--- START PASSAGE SHOWN ---

Great point. Several HT pros are fully stocked with FT washouts at the Master National every year. Most FT washouts are washed out at a Master level.


----------



## BonMallari (Feb 7, 2008)

Donald Flanagan said:


> While Chuck Norris has more prestige, I think any decent MMA fighter would use his head as a toilet bowl brush, then put him in an armbar and make him cry like a little girl.


You do realize that Chuck Norris was a SIX TIME UNDEFEATED middle weight World Champion Karate Champion...

and as Walker, Texas Ranger, always caught and beat up the bad guys in less than an hour with commercial breaks...

Chuck Norris sleeps with a night light. Not because Chuck Norris is afraid of the dark, but the dark is afraid of Chuck Norris

When you open a can of whoop-ass, Chuck Norris jumps out.


----------



## RookieTrainer (Mar 11, 2011)

The best thing I have seen here is that you are really comparing apples to oranges when you are trying to compare FT and HT work, even at the Master National level. Let me quickly say that I would be proud to own or hunt over either one.

--- END PASSAGE SHOWN ---

**TO DO**
(a) In the forum thread, how many times is Chuck Norris said to have been an undefeated middleweight world karate champion?
(b) Copy out the rows unchanged, from the line with "legend-label: P(τ₁=τ₀|τ₀<N),threshold flip=1, our" up to and including the line with "annotations-group: delay probability, P(delay)".
The forum thread has no connection to the rows.

--- START RECORDS TO USE ---

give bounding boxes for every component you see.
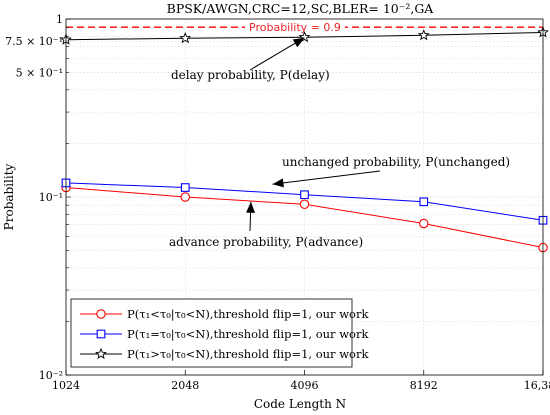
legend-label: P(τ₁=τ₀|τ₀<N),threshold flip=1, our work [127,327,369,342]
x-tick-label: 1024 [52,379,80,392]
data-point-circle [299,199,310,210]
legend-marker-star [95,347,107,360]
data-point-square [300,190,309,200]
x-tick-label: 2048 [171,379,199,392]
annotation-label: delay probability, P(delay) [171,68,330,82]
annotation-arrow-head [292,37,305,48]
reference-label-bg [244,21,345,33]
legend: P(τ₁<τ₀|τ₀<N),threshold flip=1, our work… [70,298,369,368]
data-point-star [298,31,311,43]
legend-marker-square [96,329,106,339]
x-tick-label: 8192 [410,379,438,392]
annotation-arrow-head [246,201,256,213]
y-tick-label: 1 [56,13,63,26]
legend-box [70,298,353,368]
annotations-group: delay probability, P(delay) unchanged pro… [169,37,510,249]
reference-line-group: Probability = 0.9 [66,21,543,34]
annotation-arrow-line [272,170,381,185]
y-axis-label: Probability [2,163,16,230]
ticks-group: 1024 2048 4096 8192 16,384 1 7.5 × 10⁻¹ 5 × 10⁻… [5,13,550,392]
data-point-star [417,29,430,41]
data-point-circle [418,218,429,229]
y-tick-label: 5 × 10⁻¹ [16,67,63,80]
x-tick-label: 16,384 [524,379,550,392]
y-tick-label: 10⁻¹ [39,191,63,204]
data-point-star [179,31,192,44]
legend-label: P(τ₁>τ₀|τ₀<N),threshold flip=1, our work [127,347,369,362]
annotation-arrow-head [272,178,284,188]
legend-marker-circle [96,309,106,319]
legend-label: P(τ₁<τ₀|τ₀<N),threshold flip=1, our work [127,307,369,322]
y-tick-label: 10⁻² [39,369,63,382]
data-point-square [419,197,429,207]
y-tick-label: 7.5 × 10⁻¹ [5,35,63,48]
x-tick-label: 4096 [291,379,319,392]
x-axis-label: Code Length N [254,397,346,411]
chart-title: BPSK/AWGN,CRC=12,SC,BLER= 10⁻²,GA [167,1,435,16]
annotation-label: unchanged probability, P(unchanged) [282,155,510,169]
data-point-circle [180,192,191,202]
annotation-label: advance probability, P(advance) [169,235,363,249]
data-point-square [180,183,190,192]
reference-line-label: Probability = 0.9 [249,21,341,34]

--- END RECORDS TO USE ---

**RESULTS OF THE EXERCISE**
(a) Six times.

(b)
legend-label: P(τ₁=τ₀|τ₀<N),threshold flip=1, our work [127,327,369,342]
x-tick-label: 1024 [52,379,80,392]
data-point-circle [299,199,310,210]
legend-marker-star [95,347,107,360]
data-point-square [300,190,309,200]
x-tick-label: 2048 [171,379,199,392]
annotation-label: delay probability, P(delay) [171,68,330,82]
annotation-arrow-head [292,37,305,48]
reference-label-bg [244,21,345,33]
legend: P(τ₁<τ₀|τ₀<N),threshold flip=1, our work… [70,298,369,368]
data-point-star [298,31,311,43]
legend-marker-square [96,329,106,339]
x-tick-label: 8192 [410,379,438,392]
annotation-arrow-head [246,201,256,213]
y-tick-label: 1 [56,13,63,26]
legend-box [70,298,353,368]
annotations-group: delay probability, P(delay) unchanged pro… [169,37,510,249]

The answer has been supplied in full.